→ DATASET EXTRACT:

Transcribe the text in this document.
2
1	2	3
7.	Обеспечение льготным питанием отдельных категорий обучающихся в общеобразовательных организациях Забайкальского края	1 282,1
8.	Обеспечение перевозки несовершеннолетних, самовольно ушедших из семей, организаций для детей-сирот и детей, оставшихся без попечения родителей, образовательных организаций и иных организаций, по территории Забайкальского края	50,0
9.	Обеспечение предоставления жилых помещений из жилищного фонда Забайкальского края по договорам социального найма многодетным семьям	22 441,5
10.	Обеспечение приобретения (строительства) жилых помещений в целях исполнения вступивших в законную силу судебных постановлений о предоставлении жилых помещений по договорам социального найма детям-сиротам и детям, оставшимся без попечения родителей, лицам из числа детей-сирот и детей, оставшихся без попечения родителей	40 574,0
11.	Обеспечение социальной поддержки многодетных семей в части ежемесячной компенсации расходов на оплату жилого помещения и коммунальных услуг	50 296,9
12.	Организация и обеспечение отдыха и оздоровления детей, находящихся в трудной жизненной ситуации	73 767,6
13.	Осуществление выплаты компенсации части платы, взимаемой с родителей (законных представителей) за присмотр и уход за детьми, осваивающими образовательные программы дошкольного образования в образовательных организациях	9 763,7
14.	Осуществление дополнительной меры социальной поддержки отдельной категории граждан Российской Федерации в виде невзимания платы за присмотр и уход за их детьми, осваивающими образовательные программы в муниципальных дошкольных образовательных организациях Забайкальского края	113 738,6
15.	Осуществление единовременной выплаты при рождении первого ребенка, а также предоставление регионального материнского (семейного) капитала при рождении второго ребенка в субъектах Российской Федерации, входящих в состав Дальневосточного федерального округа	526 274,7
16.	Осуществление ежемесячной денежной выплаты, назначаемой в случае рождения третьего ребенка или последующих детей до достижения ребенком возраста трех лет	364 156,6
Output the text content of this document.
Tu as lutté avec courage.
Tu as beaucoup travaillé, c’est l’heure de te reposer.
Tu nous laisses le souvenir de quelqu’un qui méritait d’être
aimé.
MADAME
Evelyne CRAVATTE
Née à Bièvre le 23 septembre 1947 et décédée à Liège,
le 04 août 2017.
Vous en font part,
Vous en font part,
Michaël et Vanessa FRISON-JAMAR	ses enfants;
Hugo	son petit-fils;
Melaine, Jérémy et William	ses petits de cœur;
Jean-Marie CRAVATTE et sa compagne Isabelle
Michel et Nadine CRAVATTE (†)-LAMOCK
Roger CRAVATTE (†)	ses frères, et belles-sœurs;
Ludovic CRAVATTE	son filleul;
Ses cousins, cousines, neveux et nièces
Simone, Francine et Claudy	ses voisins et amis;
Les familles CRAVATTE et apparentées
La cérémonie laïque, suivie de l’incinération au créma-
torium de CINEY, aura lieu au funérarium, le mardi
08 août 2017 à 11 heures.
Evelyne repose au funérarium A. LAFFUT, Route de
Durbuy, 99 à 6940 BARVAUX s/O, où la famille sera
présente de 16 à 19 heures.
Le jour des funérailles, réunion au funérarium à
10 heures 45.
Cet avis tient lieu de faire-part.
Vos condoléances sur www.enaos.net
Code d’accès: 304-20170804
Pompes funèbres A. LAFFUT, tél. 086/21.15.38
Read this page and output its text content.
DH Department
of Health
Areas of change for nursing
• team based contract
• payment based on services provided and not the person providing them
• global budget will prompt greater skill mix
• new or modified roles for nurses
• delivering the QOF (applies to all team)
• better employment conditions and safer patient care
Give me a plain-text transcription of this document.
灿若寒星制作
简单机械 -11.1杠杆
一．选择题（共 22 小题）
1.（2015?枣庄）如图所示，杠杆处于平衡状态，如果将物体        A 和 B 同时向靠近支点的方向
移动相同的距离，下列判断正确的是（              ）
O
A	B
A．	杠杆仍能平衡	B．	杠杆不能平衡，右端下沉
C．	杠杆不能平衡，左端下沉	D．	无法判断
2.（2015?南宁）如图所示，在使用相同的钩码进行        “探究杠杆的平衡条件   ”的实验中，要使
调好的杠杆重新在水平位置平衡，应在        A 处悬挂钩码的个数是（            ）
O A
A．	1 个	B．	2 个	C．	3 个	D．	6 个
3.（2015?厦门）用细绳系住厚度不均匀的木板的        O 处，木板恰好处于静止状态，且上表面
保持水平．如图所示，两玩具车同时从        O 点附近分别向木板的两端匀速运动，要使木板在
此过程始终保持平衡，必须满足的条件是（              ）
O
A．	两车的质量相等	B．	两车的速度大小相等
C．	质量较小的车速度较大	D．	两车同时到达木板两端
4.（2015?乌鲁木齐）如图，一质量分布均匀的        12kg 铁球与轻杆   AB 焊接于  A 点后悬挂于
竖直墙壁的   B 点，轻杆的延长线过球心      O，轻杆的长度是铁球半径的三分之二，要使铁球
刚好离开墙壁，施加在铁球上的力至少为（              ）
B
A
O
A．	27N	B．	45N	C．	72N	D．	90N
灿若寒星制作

→ AIM:
Reproduce every line of the material above exactly.

→ EXERCISE OUTPUT:
Transcribe the text in this document.
2
1	2	3
7.	Обеспечение льготным питанием отдельных категорий обучающихся в общеобразовательных организациях Забайкальского края	1 282,1
8.	Обеспечение перевозки несовершеннолетних, самовольно ушедших из семей, организаций для детей-сирот и детей, оставшихся без попечения родителей, образовательных организаций и иных организаций, по территории Забайкальского края	50,0
9.	Обеспечение предоставления жилых помещений из жилищного фонда Забайкальского края по договорам социального найма многодетным семьям	22 441,5
10.	Обеспечение приобретения (строительства) жилых помещений в целях исполнения вступивших в законную силу судебных постановлений о предоставлении жилых помещений по договорам социального найма детям-сиротам и детям, оставшимся без попечения родителей, лицам из числа детей-сирот и детей, оставшихся без попечения родителей	40 574,0
11.	Обеспечение социальной поддержки многодетных семей в части ежемесячной компенсации расходов на оплату жилого помещения и коммунальных услуг	50 296,9
12.	Организация и обеспечение отдыха и оздоровления детей, находящихся в трудной жизненной ситуации	73 767,6
13.	Осуществление выплаты компенсации части платы, взимаемой с родителей (законных представителей) за присмотр и уход за детьми, осваивающими образовательные программы дошкольного образования в образовательных организациях	9 763,7
14.	Осуществление дополнительной меры социальной поддержки отдельной категории граждан Российской Федерации в виде невзимания платы за присмотр и уход за их детьми, осваивающими образовательные программы в муниципальных дошкольных образовательных организациях Забайкальского края	113 738,6
15.	Осуществление единовременной выплаты при рождении первого ребенка, а также предоставление регионального материнского (семейного) капитала при рождении второго ребенка в субъектах Российской Федерации, входящих в состав Дальневосточного федерального округа	526 274,7
16.	Осуществление ежемесячной денежной выплаты, назначаемой в случае рождения третьего ребенка или последующих детей до достижения ребенком возраста трех лет	364 156,6
Output the text content of this document.
Tu as lutté avec courage.
Tu as beaucoup travaillé, c’est l’heure de te reposer.
Tu nous laisses le souvenir de quelqu’un qui méritait d’être
aimé.
MADAME
Evelyne CRAVATTE
Née à Bièvre le 23 septembre 1947 et décédée à Liège,
le 04 août 2017.
Vous en font part,
Vous en font part,
Michaël et Vanessa FRISON-JAMAR	ses enfants;
Hugo	son petit-fils;
Melaine, Jérémy et William	ses petits de cœur;
Jean-Marie CRAVATTE et sa compagne Isabelle
Michel et Nadine CRAVATTE (†)-LAMOCK
Roger CRAVATTE (†)	ses frères, et belles-sœurs;
Ludovic CRAVATTE	son filleul;
Ses cousins, cousines, neveux et nièces
Simone, Francine et Claudy	ses voisins et amis;
Les familles CRAVATTE et apparentées
La cérémonie laïque, suivie de l’incinération au créma-
torium de CINEY, aura lieu au funérarium, le mardi
08 août 2017 à 11 heures.
Evelyne repose au funérarium A. LAFFUT, Route de
Durbuy, 99 à 6940 BARVAUX s/O, où la famille sera
présente de 16 à 19 heures.
Le jour des funérailles, réunion au funérarium à
10 heures 45.
Cet avis tient lieu de faire-part.
Vos condoléances sur www.enaos.net
Code d’accès: 304-20170804
Pompes funèbres A. LAFFUT, tél. 086/21.15.38
Read this page and output its text content.
DH Department
of Health
Areas of change for nursing
• team based contract
• payment based on services provided and not the person providing them
• global budget will prompt greater skill mix
• new or modified roles for nurses
• delivering the QOF (applies to all team)
• better employment conditions and safer patient care
Give me a plain-text transcription of this document.
灿若寒星制作
简单机械 -11.1杠杆
一．选择题（共 22 小题）
1.（2015?枣庄）如图所示，杠杆处于平衡状态，如果将物体        A 和 B 同时向靠近支点的方向
移动相同的距离，下列判断正确的是（              ）
O
A	B
A．	杠杆仍能平衡	B．	杠杆不能平衡，右端下沉
C．	杠杆不能平衡，左端下沉	D．	无法判断
2.（2015?南宁）如图所示，在使用相同的钩码进行        “探究杠杆的平衡条件   ”的实验中，要使
调好的杠杆重新在水平位置平衡，应在        A 处悬挂钩码的个数是（            ）
O A
A．	1 个	B．	2 个	C．	3 个	D．	6 个
3.（2015?厦门）用细绳系住厚度不均匀的木板的        O 处，木板恰好处于静止状态，且上表面
保持水平．如图所示，两玩具车同时从        O 点附近分别向木板的两端匀速运动，要使木板在
此过程始终保持平衡，必须满足的条件是（              ）
O
A．	两车的质量相等	B．	两车的速度大小相等
C．	质量较小的车速度较大	D．	两车同时到达木板两端
4.（2015?乌鲁木齐）如图，一质量分布均匀的        12kg 铁球与轻杆   AB 焊接于  A 点后悬挂于
竖直墙壁的   B 点，轻杆的延长线过球心      O，轻杆的长度是铁球半径的三分之二，要使铁球
刚好离开墙壁，施加在铁球上的力至少为（              ）
B
A
O
A．	27N	B．	45N	C．	72N	D．	90N
灿若寒星制作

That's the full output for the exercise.